-- Start --

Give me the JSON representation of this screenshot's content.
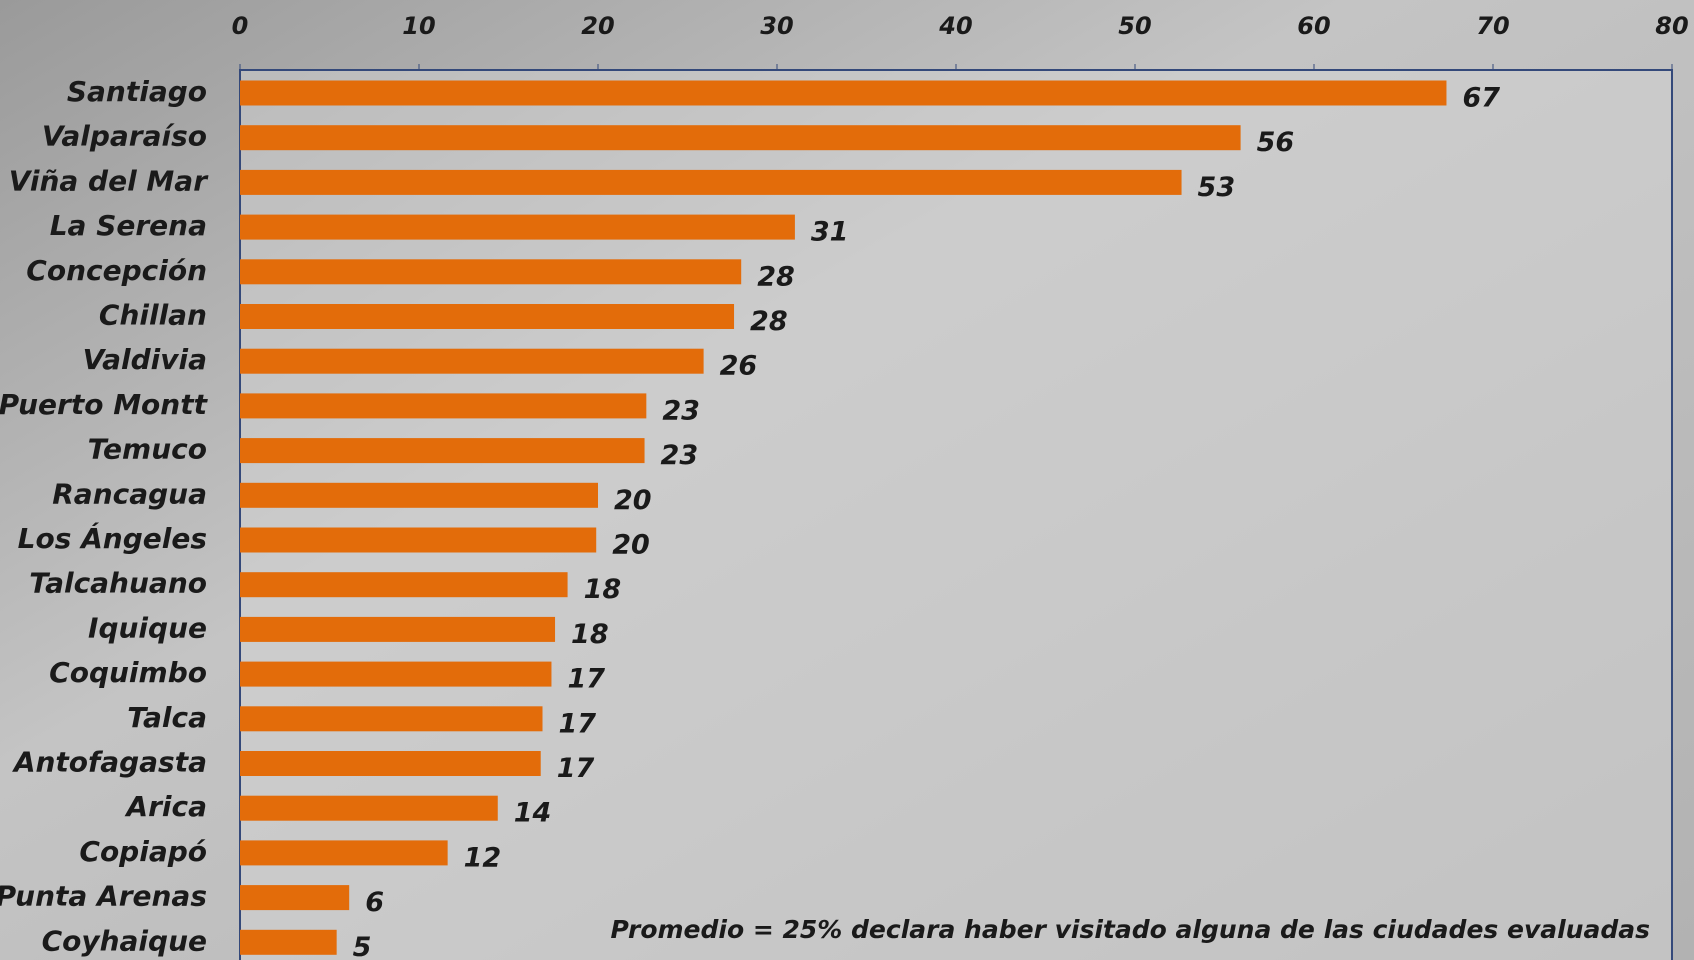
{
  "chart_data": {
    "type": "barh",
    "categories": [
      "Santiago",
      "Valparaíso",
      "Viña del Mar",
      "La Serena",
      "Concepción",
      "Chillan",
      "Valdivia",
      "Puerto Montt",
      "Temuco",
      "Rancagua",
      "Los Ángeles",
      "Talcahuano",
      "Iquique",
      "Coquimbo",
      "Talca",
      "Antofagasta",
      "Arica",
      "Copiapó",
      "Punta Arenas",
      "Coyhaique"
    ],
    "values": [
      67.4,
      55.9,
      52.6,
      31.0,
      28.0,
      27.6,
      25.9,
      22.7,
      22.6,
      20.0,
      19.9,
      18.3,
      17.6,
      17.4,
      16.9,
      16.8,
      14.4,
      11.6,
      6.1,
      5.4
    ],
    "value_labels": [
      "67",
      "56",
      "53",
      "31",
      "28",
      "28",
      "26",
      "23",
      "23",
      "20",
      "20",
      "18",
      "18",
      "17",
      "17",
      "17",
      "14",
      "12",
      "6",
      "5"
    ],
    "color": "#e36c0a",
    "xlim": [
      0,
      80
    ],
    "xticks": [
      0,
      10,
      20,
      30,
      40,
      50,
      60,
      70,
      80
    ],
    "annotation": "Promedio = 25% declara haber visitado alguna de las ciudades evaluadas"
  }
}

-- End --

TASK TO CARRY OUT: Drop the images and quote the entries word for word.

EXERCISE OUTPUT:
Give me the JSON representation of this screenshot's content.
{
  "chart_data": {
    "type": "barh",
    "categories": [
      "Santiago",
      "Valparaíso",
      "Viña del Mar",
      "La Serena",
      "Concepción",
      "Chillan",
      "Valdivia",
      "Puerto Montt",
      "Temuco",
      "Rancagua",
      "Los Ángeles",
      "Talcahuano",
      "Iquique",
      "Coquimbo",
      "Talca",
      "Antofagasta",
      "Arica",
      "Copiapó",
      "Punta Arenas",
      "Coyhaique"
    ],
    "values": [
      67.4,
      55.9,
      52.6,
      31.0,
      28.0,
      27.6,
      25.9,
      22.7,
      22.6,
      20.0,
      19.9,
      18.3,
      17.6,
      17.4,
      16.9,
      16.8,
      14.4,
      11.6,
      6.1,
      5.4
    ],
    "value_labels": [
      "67",
      "56",
      "53",
      "31",
      "28",
      "28",
      "26",
      "23",
      "23",
      "20",
      "20",
      "18",
      "18",
      "17",
      "17",
      "17",
      "14",
      "12",
      "6",
      "5"
    ],
    "color": "#e36c0a",
    "xlim": [
      0,
      80
    ],
    "xticks": [
      0,
      10,
      20,
      30,
      40,
      50,
      60,
      70,
      80
    ],
    "annotation": "Promedio = 25% declara haber visitado alguna de las ciudades evaluadas"
  }
}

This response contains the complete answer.